▸ PROBLEM DETAILS
From the entries provided below, copy each line that contains the word "JSON".

Figure record extracts
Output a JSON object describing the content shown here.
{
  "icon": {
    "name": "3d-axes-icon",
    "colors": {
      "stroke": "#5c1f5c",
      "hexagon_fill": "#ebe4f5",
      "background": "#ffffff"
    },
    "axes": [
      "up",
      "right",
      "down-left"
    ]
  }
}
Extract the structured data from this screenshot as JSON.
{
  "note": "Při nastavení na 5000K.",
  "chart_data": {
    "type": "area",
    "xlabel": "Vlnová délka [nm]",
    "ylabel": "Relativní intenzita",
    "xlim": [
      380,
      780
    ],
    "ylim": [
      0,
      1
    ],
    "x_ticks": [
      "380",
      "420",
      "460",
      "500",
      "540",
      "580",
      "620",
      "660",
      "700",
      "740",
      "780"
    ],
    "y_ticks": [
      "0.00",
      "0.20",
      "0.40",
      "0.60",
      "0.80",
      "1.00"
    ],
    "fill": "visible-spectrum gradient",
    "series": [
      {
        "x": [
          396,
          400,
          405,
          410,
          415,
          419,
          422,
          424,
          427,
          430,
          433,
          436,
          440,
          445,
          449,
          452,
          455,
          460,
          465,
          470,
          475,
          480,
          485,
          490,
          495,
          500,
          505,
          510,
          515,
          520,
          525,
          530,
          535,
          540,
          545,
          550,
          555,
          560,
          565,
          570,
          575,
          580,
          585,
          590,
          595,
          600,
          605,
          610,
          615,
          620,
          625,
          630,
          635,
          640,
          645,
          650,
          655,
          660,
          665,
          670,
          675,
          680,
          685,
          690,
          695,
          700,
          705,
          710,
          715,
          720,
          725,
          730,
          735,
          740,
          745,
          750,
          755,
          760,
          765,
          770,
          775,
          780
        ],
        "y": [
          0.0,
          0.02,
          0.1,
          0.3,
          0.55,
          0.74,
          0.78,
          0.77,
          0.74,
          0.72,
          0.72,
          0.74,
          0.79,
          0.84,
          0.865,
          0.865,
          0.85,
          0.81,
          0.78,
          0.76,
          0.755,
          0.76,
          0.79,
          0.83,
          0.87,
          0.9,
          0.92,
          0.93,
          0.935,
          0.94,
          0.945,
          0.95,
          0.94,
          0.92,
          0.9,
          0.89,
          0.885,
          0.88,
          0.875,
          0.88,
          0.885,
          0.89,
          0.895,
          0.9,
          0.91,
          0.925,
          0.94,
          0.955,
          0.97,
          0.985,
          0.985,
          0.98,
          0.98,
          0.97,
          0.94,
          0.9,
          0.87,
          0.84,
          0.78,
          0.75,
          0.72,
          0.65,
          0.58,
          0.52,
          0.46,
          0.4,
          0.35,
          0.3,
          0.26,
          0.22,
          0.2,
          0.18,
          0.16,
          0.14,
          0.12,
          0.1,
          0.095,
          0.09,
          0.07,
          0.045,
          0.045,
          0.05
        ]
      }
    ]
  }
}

▸ FINISHED TASK
Output a JSON object describing the content shown here.
Extract the structured data from this screenshot as JSON.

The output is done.